Instructions to follow: Find every line with the word "text". Copy those lines.

== Data extract ==

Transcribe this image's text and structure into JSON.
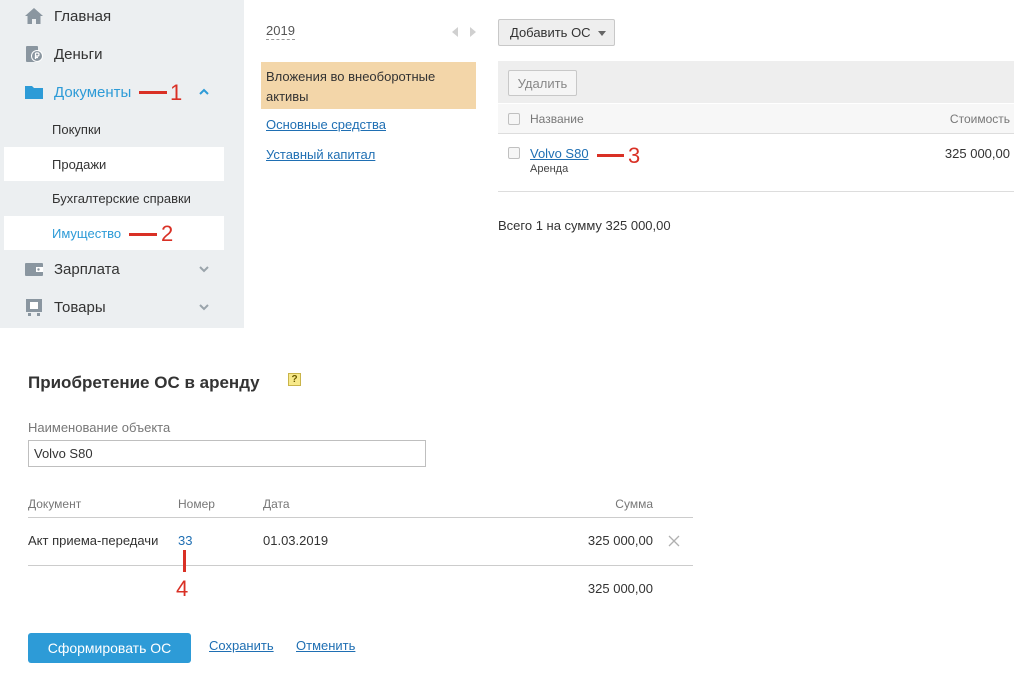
{
  "sidebar": {
    "items": [
      {
        "label": "Главная",
        "icon": "home-icon"
      },
      {
        "label": "Деньги",
        "icon": "money-icon"
      },
      {
        "label": "Документы",
        "icon": "folder-icon"
      },
      {
        "label": "Зарплата",
        "icon": "wallet-icon"
      },
      {
        "label": "Товары",
        "icon": "cart-icon"
      }
    ],
    "sub_items": [
      "Покупки",
      "Продажи",
      "Бухгалтерские справки",
      "Имущество"
    ]
  },
  "annotations": [
    "1",
    "2",
    "3",
    "4"
  ],
  "middle": {
    "year": "2019",
    "active_category": "Вложения во внеоборотные активы",
    "categories": [
      "Основные средства",
      "Уставный капитал"
    ]
  },
  "right": {
    "add_button": "Добавить ОС",
    "delete_button": "Удалить",
    "columns": {
      "name": "Название",
      "cost": "Стоимость"
    },
    "rows": [
      {
        "name": "Volvo S80",
        "sub": "Аренда",
        "cost": "325 000,00"
      }
    ],
    "total": "Всего 1 на сумму 325 000,00"
  },
  "form": {
    "title": "Приобретение ОС в аренду",
    "help": "?",
    "field_label": "Наименование объекта",
    "field_value": "Volvo S80",
    "table_headers": {
      "doc": "Документ",
      "num": "Номер",
      "date": "Дата",
      "sum": "Сумма"
    },
    "row": {
      "doc": "Акт приема-передачи",
      "num": "33",
      "date": "01.03.2019",
      "sum": "325 000,00"
    },
    "total": "325 000,00",
    "submit_button": "Сформировать ОС",
    "save_link": "Сохранить",
    "cancel_link": "Отменить"
  },
  "colors": {
    "accent": "#2d9bd7",
    "link": "#1f6fb3",
    "highlight": "#f3d6a9",
    "annotation": "#d93025"
  }
}
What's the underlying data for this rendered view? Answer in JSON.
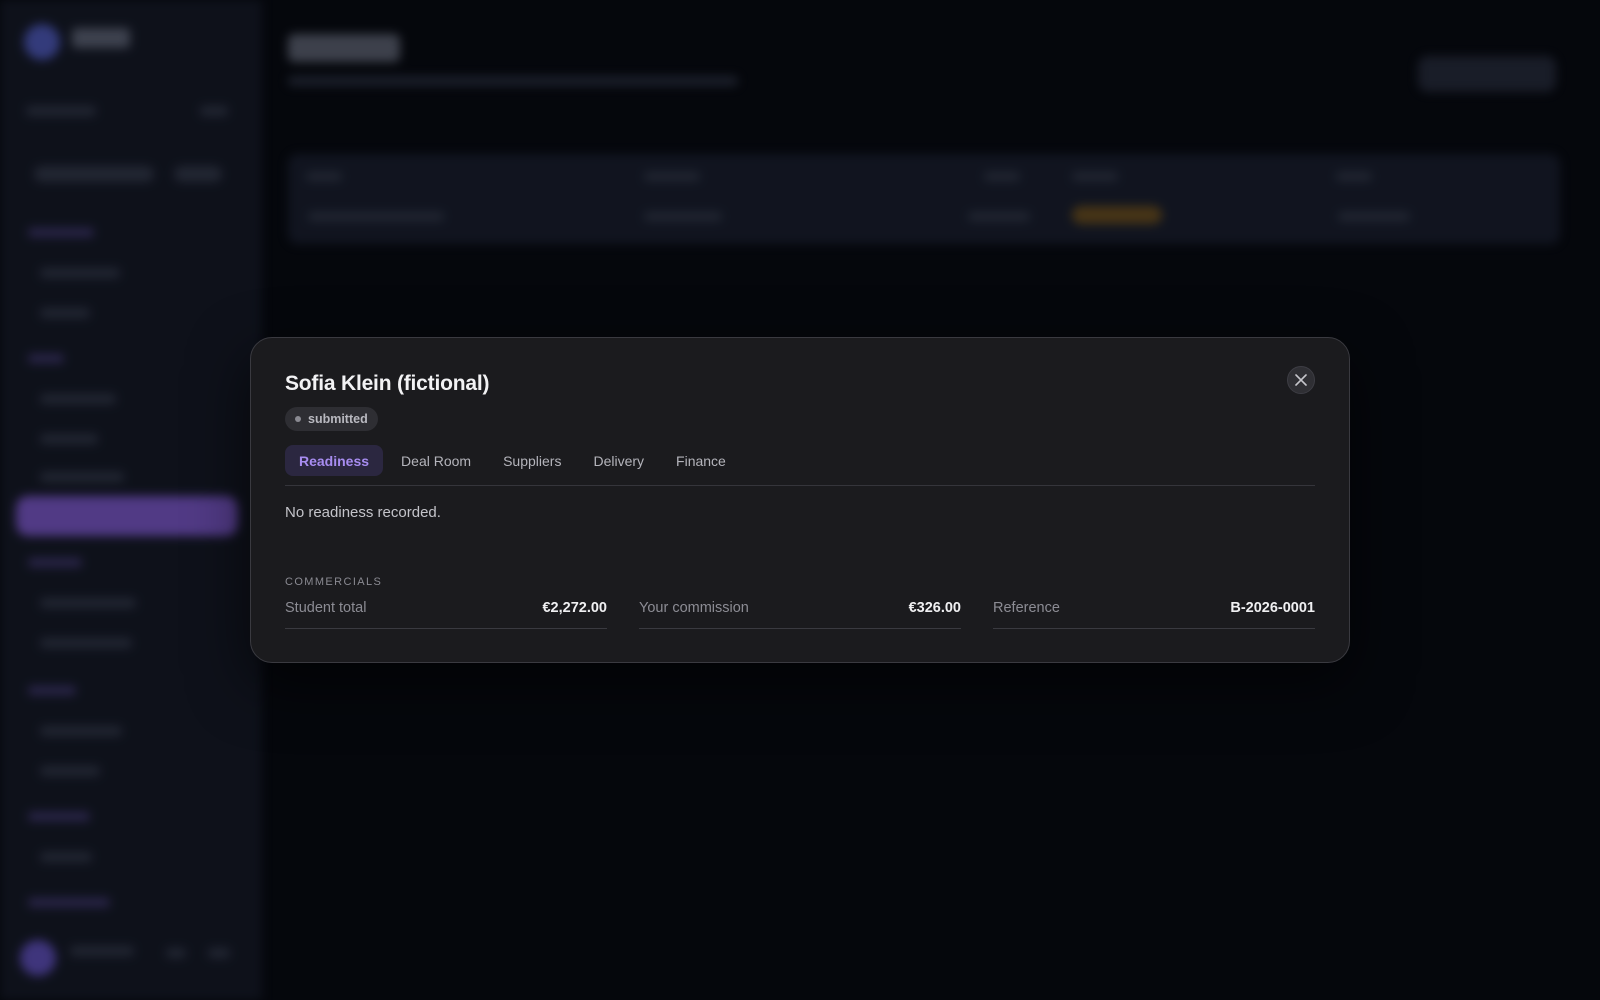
{
  "modal": {
    "title": "Sofia Klein (fictional)",
    "status": "submitted",
    "close_icon": "close-icon",
    "tabs": [
      {
        "label": "Readiness",
        "active": true
      },
      {
        "label": "Deal Room",
        "active": false
      },
      {
        "label": "Suppliers",
        "active": false
      },
      {
        "label": "Delivery",
        "active": false
      },
      {
        "label": "Finance",
        "active": false
      }
    ],
    "empty_message": "No readiness recorded.",
    "commercials": {
      "section_label": "COMMERCIALS",
      "items": [
        {
          "label": "Student total",
          "value": "€2,272.00"
        },
        {
          "label": "Your commission",
          "value": "€326.00"
        },
        {
          "label": "Reference",
          "value": "B-2026-0001"
        }
      ]
    }
  },
  "colors": {
    "accent": "#a78cf0",
    "active_tab_bg": "#2b2740",
    "modal_bg": "#1b1b1e",
    "sidebar_active": "#8f64e8",
    "status_warning": "#7d5a1f"
  }
}
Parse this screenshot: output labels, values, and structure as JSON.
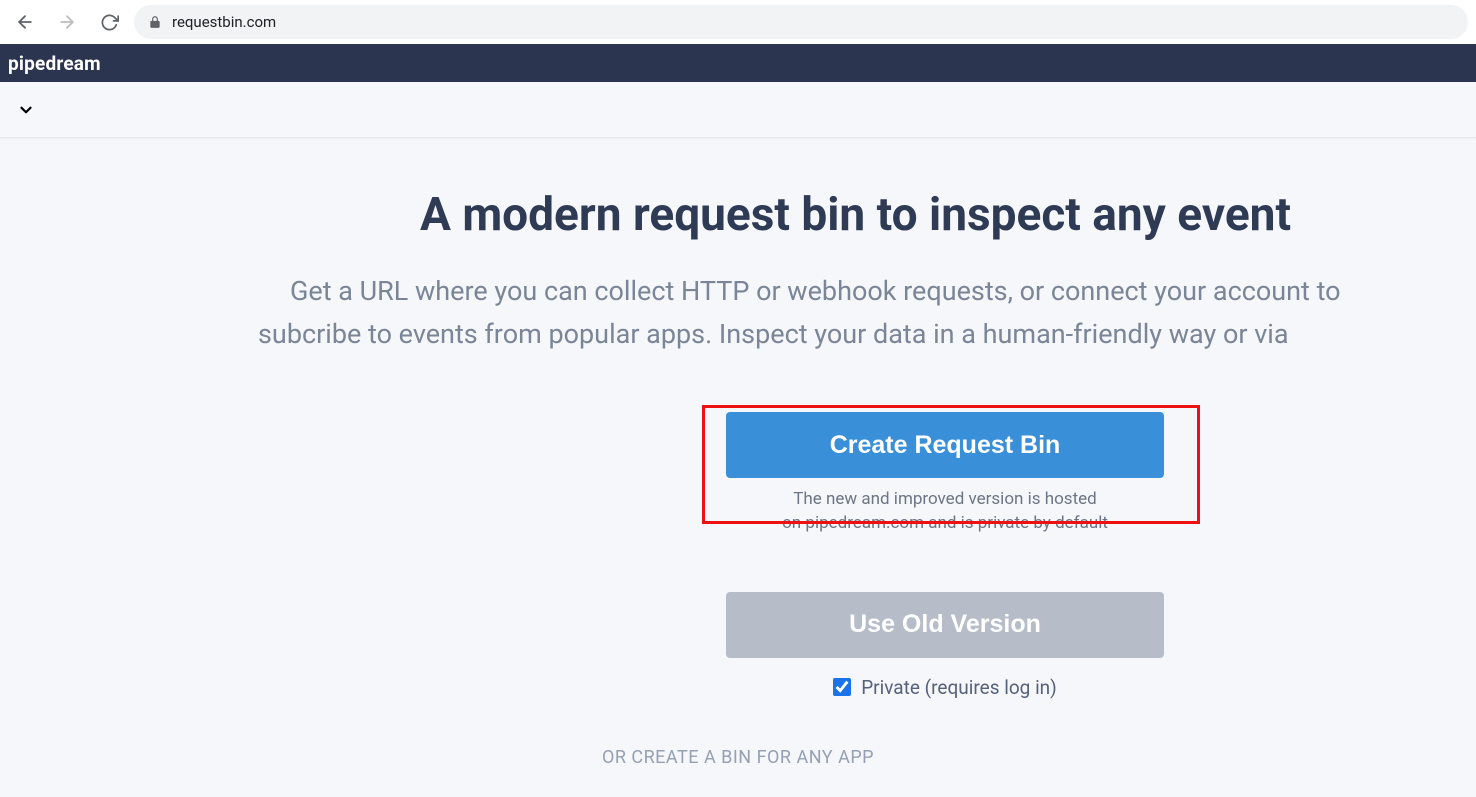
{
  "browser": {
    "url": "requestbin.com"
  },
  "header": {
    "brand": "pipedream"
  },
  "hero": {
    "title": "A modern request bin to inspect any event",
    "subtitle_line1": "Get a URL where you can collect HTTP or webhook requests, or connect your account to",
    "subtitle_line2": "subcribe to events from popular apps. Inspect your data in a human-friendly way or via"
  },
  "cta": {
    "create_label": "Create Request Bin",
    "caption_line1": "The new and improved version is hosted",
    "caption_line2": "on pipedream.com and is private by default",
    "old_label": "Use Old Version",
    "private_label": "Private (requires log in)",
    "private_checked": true
  },
  "divider": {
    "text": "OR CREATE A BIN FOR ANY APP"
  }
}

===

Result of this task:
Transcribe this image's text and structure into JSON.
    "text": "OR CREATE A BIN FOR ANY APP"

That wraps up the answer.